WHAT YOU WILL DO:
Find every line in the records that holds the string "Smoking". Copy each one.

PROVIDED RECORDS:
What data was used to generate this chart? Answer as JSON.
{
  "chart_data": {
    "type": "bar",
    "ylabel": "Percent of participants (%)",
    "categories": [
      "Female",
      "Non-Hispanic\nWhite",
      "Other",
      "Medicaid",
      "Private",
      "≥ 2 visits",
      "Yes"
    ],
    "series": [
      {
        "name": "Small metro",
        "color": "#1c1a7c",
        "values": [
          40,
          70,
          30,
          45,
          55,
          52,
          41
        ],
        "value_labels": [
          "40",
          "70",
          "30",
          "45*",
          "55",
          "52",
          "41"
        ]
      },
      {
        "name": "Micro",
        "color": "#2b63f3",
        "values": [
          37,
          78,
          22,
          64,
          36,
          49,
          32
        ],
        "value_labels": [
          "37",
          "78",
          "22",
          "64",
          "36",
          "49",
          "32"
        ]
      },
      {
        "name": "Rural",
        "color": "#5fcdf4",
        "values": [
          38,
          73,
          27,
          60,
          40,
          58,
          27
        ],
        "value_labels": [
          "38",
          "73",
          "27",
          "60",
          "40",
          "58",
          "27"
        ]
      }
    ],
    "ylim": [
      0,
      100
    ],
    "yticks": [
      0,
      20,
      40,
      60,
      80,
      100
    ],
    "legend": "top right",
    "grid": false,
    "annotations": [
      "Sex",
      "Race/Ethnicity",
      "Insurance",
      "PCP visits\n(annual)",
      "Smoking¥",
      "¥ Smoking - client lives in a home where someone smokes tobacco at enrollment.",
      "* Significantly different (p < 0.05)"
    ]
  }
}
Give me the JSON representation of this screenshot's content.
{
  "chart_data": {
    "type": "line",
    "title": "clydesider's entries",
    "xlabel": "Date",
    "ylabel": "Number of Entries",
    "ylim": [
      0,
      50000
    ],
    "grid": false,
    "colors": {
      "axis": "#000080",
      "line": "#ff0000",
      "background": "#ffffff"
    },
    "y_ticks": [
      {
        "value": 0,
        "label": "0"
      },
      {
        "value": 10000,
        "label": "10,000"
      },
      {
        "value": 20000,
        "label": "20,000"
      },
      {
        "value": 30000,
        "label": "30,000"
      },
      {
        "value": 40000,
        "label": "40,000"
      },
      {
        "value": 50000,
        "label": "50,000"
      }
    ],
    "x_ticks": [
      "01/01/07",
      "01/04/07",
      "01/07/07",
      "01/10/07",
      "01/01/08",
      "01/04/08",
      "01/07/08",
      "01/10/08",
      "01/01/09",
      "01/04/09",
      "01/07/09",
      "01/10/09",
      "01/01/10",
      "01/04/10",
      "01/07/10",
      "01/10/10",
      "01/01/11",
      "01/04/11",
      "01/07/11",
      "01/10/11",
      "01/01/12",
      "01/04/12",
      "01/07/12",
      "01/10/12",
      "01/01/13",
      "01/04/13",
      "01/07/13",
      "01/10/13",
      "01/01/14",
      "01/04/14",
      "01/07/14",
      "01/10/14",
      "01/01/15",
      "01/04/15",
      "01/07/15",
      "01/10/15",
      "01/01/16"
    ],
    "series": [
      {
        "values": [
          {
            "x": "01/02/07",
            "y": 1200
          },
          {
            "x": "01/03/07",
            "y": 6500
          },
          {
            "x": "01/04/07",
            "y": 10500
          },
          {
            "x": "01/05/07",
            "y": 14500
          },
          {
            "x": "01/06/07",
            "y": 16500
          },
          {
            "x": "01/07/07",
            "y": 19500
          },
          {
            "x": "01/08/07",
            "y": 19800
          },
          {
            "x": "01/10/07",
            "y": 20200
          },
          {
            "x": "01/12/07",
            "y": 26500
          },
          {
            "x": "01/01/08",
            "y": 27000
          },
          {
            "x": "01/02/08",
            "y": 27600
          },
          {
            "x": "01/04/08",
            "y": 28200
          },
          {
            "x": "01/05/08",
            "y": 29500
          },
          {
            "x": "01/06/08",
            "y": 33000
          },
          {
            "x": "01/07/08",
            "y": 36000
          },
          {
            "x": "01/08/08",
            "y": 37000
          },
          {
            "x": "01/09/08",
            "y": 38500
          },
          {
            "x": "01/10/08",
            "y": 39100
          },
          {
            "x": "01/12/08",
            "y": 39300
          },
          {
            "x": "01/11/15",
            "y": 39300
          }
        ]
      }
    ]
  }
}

SOLVED EXERCISE:
      "Smoking¥",
      "¥ Smoking - client lives in a home where someone smokes tobacco at enrollment.",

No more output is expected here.